──────── Task input
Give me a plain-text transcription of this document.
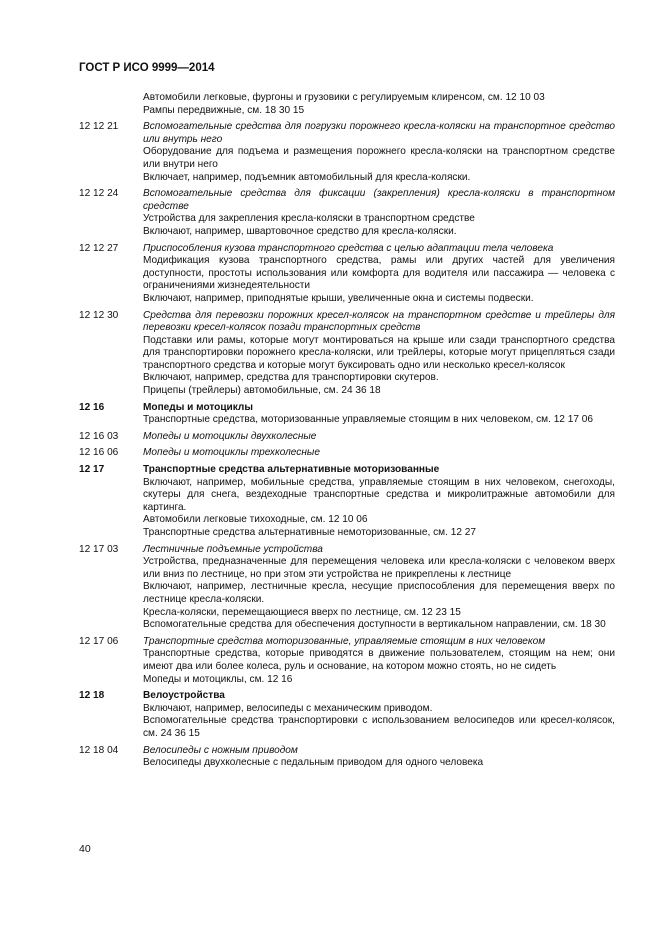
ГОСТ Р ИСО 9999—2014

Автомобили легковые, фургоны и грузовики с регулируемым клиренсом, см. 12 10 03

Рампы передвижные, см. 18 30 15

12 12 21	Вспомогательные средства для погрузки порожнего кресла-коляски на транспортное средство или внутрь него

Оборудование для подъема и размещения порожнего кресла-коляски на транспортном средстве или внутри него

Включает, например, подъемник автомобильный для кресла-коляски.

12 12 24	Вспомогательные средства для фиксации (закрепления) кресла-коляски в транспортном средстве

Устройства для закрепления кресла-коляски в транспортном средстве

Включают, например, швартовочное средство для кресла-коляски.

12 12 27	Приспособления кузова транспортного средства с целью адаптации тела человека

Модификация кузова транспортного средства, рамы или других частей для увеличения доступности, простоты использования или комфорта для водителя или пассажира — человека с ограничениями жизнедеятельности

Включают, например, приподнятые крыши, увеличенные окна и системы подвески.

12 12 30	Средства для перевозки порожних кресел-колясок на транспортном средстве и трейлеры для перевозки кресел-колясок позади транспортных средств

Подставки или рамы, которые могут монтироваться на крыше или сзади транспортного средства для транспортировки порожнего кресла-коляски, или трейлеры, которые могут прицепляться сзади транспортного средства и которые могут буксировать одно или несколько кресел-колясок

Включают, например, средства для транспортировки скутеров.

Прицепы (трейлеры) автомобильные, см. 24 36 18

12 16	Мопеды и мотоциклы

Транспортные средства, моторизованные управляемые стоящим в них человеком, см. 12 17 06

12 16 03	Мопеды и мотоциклы двухколесные

12 16 06	Мопеды и мотоциклы трехколесные

12 17	Транспортные средства альтернативные моторизованные

Включают, например, мобильные средства, управляемые стоящим в них человеком, снегоходы, скутеры для снега, вездеходные транспортные средства и микролитражные автомобили для картинга.

Автомобили легковые тихоходные, см. 12 10 06

Транспортные средства альтернативные немоторизованные, см. 12 27

12 17 03	Лестничные подъемные устройства

Устройства, предназначенные для перемещения человека или кресла-коляски с человеком вверх или вниз по лестнице, но при этом эти устройства не прикреплены к лестнице

Включают, например, лестничные кресла, несущие приспособления для перемещения вверх по лестнице кресла-коляски.

Кресла-коляски, перемещающиеся вверх по лестнице, см. 12 23 15

Вспомогательные средства для обеспечения доступности в вертикальном направлении, см. 18 30

12 17 06	Транспортные средства моторизованные, управляемые стоящим в них человеком

Транспортные средства, которые приводятся в движение пользователем, стоящим на нем; они имеют два или более колеса, руль и основание, на котором можно стоять, но не сидеть

Мопеды и мотоциклы, см. 12 16

12 18	Велоустройства

Включают, например, велосипеды с механическим приводом.

Вспомогательные средства транспортировки с использованием велосипедов или кресел-колясок, см. 24 36 15

12 18 04	Велосипеды с ножным приводом

Велосипеды двухколесные с педальным приводом для одного человека

40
────────────────
_Required work_.
Print all of the entries word for word. Skip any images they contain.

_Task answer_.
Give me a plain-text transcription of this document.
ГОСТ Р ИСО 9999—2014

Автомобили легковые, фургоны и грузовики с регулируемым клиренсом, см. 12 10 03

Рампы передвижные, см. 18 30 15

12 12 21	Вспомогательные средства для погрузки порожнего кресла-коляски на транспортное средство или внутрь него

Оборудование для подъема и размещения порожнего кресла-коляски на транспортном средстве или внутри него

Включает, например, подъемник автомобильный для кресла-коляски.

12 12 24	Вспомогательные средства для фиксации (закрепления) кресла-коляски в транспортном средстве

Устройства для закрепления кресла-коляски в транспортном средстве

Включают, например, швартовочное средство для кресла-коляски.

12 12 27	Приспособления кузова транспортного средства с целью адаптации тела человека

Модификация кузова транспортного средства, рамы или других частей для увеличения доступности, простоты использования или комфорта для водителя или пассажира — человека с ограничениями жизнедеятельности

Включают, например, приподнятые крыши, увеличенные окна и системы подвески.

12 12 30	Средства для перевозки порожних кресел-колясок на транспортном средстве и трейлеры для перевозки кресел-колясок позади транспортных средств

Подставки или рамы, которые могут монтироваться на крыше или сзади транспортного средства для транспортировки порожнего кресла-коляски, или трейлеры, которые могут прицепляться сзади транспортного средства и которые могут буксировать одно или несколько кресел-колясок

Включают, например, средства для транспортировки скутеров.

Прицепы (трейлеры) автомобильные, см. 24 36 18

12 16	Мопеды и мотоциклы

Транспортные средства, моторизованные управляемые стоящим в них человеком, см. 12 17 06

12 16 03	Мопеды и мотоциклы двухколесные

12 16 06	Мопеды и мотоциклы трехколесные

12 17	Транспортные средства альтернативные моторизованные

Включают, например, мобильные средства, управляемые стоящим в них человеком, снегоходы, скутеры для снега, вездеходные транспортные средства и микролитражные автомобили для картинга.

Автомобили легковые тихоходные, см. 12 10 06

Транспортные средства альтернативные немоторизованные, см. 12 27

12 17 03	Лестничные подъемные устройства

Устройства, предназначенные для перемещения человека или кресла-коляски с человеком вверх или вниз по лестнице, но при этом эти устройства не прикреплены к лестнице

Включают, например, лестничные кресла, несущие приспособления для перемещения вверх по лестнице кресла-коляски.

Кресла-коляски, перемещающиеся вверх по лестнице, см. 12 23 15

Вспомогательные средства для обеспечения доступности в вертикальном направлении, см. 18 30

12 17 06	Транспортные средства моторизованные, управляемые стоящим в них человеком

Транспортные средства, которые приводятся в движение пользователем, стоящим на нем; они имеют два или более колеса, руль и основание, на котором можно стоять, но не сидеть

Мопеды и мотоциклы, см. 12 16

12 18	Велоустройства

Включают, например, велосипеды с механическим приводом.

Вспомогательные средства транспортировки с использованием велосипедов или кресел-колясок, см. 24 36 15

12 18 04	Велосипеды с ножным приводом

Велосипеды двухколесные с педальным приводом для одного человека

40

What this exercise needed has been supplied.